Stored data entries
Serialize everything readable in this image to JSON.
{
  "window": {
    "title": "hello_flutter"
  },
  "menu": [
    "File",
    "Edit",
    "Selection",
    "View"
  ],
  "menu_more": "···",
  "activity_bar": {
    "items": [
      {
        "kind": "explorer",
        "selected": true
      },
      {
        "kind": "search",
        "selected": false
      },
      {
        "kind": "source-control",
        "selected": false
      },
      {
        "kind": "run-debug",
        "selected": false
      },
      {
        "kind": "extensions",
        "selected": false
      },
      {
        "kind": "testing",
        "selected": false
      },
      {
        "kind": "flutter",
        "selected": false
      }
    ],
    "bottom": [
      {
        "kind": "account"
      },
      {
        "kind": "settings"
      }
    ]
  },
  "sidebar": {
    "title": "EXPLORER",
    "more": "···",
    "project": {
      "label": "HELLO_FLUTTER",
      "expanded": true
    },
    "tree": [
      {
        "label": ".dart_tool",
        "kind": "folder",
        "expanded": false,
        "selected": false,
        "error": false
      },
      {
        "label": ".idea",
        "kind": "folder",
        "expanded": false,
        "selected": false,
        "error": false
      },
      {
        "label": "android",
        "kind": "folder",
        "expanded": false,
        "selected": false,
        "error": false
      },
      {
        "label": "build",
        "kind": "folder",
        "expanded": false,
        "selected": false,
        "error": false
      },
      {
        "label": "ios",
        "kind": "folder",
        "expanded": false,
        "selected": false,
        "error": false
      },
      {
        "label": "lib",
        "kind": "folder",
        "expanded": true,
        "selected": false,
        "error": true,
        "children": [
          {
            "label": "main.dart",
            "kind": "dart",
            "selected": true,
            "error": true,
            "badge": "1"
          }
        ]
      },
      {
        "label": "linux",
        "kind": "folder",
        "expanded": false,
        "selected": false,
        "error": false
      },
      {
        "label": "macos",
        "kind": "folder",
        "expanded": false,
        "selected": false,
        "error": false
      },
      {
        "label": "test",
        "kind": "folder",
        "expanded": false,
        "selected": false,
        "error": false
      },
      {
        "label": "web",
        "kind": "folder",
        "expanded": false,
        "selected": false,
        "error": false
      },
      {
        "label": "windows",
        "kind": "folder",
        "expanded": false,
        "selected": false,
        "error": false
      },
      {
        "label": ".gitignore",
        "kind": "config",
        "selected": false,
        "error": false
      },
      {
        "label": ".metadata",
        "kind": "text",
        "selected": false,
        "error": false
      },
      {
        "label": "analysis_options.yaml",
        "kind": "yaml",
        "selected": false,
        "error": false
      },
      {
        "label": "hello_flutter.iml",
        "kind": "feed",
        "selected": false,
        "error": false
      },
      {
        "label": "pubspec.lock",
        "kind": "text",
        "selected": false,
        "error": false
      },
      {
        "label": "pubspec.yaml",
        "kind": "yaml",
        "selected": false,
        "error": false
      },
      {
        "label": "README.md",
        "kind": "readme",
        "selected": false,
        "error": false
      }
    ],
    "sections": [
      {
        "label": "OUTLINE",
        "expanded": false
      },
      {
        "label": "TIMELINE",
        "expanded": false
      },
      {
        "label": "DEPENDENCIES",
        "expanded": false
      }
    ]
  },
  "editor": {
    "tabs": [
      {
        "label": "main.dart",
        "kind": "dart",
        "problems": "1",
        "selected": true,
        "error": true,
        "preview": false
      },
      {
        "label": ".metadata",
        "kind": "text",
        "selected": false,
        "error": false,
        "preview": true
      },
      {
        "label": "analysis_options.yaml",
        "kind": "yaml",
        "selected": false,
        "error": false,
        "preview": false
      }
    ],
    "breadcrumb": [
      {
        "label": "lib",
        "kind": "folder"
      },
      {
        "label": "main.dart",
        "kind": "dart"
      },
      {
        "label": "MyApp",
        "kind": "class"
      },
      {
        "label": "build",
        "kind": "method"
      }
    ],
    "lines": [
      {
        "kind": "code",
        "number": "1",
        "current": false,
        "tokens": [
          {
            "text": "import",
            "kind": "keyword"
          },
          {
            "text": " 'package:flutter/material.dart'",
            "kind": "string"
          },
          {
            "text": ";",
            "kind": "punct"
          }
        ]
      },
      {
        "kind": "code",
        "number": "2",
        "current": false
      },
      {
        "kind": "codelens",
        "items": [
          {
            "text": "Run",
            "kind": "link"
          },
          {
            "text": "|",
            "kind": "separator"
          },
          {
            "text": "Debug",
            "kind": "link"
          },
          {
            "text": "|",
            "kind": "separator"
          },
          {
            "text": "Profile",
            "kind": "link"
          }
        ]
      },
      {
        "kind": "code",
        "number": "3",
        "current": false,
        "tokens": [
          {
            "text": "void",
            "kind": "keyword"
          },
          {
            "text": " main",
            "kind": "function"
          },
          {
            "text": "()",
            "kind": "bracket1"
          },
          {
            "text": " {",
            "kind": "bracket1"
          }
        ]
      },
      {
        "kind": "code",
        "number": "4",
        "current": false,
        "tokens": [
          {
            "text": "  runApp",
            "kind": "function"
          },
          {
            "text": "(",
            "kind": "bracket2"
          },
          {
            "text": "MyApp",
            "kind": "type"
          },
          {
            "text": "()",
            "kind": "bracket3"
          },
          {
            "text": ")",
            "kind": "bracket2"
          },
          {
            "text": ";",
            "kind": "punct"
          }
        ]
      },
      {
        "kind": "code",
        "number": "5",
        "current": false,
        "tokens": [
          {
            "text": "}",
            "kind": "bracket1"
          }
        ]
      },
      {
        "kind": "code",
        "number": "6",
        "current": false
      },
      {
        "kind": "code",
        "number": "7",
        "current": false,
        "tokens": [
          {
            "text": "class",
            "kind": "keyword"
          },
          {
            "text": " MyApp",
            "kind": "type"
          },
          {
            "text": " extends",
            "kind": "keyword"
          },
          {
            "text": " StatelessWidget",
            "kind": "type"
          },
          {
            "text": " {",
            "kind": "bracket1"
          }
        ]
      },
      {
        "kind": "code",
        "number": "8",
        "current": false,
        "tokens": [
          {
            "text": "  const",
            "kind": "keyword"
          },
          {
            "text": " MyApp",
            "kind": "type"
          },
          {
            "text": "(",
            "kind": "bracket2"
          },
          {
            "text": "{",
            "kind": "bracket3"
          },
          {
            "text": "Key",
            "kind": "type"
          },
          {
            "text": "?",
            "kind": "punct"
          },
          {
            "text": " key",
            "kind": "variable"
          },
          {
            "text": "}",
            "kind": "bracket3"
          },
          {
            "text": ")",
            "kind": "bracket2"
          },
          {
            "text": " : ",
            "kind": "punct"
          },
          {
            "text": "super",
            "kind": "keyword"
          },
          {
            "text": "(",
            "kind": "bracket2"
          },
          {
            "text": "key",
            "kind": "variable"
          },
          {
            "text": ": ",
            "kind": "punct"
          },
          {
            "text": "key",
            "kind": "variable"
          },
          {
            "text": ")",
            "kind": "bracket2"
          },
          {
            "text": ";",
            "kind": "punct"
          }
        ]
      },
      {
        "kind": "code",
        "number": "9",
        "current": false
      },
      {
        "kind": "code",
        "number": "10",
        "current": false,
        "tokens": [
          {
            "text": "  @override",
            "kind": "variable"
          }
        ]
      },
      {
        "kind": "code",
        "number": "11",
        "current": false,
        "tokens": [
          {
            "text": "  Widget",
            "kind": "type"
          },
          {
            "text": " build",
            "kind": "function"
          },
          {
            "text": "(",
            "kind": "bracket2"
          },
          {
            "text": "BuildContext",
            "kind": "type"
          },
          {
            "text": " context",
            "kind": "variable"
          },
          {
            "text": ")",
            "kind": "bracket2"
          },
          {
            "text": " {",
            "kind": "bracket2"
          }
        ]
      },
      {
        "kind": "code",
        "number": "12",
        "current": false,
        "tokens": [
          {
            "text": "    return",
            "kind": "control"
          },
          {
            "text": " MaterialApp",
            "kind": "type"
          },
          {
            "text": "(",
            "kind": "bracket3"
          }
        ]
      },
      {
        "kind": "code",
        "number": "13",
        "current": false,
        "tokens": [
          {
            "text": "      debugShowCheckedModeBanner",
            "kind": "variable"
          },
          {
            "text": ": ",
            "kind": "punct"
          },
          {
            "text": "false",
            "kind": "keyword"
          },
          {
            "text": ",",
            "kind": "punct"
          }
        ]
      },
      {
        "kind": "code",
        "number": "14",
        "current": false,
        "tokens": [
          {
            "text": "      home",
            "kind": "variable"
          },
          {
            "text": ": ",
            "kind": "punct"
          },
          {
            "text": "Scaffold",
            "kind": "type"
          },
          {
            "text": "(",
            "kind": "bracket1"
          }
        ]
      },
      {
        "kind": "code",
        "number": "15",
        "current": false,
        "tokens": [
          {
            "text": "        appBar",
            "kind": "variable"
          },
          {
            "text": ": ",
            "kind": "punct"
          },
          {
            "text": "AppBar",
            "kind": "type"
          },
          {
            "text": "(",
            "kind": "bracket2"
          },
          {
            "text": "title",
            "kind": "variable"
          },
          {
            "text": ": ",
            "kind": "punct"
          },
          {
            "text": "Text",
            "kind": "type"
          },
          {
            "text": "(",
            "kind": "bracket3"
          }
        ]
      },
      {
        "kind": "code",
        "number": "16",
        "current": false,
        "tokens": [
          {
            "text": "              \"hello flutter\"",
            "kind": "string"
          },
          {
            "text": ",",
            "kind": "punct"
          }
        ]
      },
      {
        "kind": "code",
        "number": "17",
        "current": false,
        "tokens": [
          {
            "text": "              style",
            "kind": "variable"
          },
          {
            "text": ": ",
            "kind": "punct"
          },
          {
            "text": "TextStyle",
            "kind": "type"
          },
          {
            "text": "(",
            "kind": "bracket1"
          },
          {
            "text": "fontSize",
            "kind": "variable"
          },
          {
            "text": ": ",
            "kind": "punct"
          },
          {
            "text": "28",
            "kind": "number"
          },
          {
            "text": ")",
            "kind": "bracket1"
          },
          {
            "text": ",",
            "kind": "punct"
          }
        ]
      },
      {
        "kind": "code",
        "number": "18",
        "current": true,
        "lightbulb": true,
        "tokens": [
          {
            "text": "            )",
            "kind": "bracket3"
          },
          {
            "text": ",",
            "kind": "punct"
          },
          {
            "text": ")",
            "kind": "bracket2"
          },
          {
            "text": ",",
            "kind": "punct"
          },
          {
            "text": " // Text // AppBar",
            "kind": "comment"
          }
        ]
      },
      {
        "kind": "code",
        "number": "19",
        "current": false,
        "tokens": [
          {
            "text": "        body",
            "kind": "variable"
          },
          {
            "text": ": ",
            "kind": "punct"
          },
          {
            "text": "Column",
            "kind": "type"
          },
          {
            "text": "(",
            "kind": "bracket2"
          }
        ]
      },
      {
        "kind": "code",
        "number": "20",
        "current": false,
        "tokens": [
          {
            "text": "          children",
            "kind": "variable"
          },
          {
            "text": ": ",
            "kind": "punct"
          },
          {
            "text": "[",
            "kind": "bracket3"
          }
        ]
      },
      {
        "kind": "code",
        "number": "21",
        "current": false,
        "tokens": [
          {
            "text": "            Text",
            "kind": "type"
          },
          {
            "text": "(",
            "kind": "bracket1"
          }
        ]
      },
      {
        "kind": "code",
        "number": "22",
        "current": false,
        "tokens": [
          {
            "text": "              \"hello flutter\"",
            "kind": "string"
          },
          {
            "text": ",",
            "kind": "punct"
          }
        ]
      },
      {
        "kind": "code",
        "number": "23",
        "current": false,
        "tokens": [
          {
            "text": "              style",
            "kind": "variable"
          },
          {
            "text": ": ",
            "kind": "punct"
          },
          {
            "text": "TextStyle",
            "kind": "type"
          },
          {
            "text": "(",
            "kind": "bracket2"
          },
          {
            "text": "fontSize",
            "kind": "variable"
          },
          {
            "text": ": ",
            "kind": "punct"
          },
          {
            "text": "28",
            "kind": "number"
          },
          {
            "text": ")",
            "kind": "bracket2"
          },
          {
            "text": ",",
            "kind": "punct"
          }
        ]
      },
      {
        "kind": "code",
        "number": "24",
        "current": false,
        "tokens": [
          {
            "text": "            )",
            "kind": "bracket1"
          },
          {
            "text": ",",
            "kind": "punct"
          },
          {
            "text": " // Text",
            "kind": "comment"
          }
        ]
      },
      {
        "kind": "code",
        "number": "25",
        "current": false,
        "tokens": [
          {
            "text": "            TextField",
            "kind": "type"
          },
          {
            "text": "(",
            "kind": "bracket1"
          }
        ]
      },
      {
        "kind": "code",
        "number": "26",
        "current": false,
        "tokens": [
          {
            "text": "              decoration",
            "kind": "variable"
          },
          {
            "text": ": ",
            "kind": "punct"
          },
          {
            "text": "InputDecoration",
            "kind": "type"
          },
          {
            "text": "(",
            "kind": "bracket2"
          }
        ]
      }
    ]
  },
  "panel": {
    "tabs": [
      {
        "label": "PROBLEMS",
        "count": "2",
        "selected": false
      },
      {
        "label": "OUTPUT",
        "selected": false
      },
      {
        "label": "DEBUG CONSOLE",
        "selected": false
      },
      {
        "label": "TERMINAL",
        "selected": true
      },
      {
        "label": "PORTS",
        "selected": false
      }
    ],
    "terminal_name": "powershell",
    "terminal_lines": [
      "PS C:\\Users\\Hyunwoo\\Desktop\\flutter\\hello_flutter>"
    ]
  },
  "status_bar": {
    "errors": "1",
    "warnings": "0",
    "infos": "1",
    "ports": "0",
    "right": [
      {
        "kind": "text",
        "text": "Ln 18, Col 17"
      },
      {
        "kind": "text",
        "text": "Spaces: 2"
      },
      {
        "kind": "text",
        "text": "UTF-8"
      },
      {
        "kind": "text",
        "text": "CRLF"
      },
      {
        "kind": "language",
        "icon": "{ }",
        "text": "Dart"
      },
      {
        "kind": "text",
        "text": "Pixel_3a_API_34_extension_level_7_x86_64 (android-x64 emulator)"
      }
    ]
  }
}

= Requirement =
Find the word "pubspec" and list each line it appears in.

= Response to the task =
        "label": "pubspec.lock",
        "label": "pubspec.yaml",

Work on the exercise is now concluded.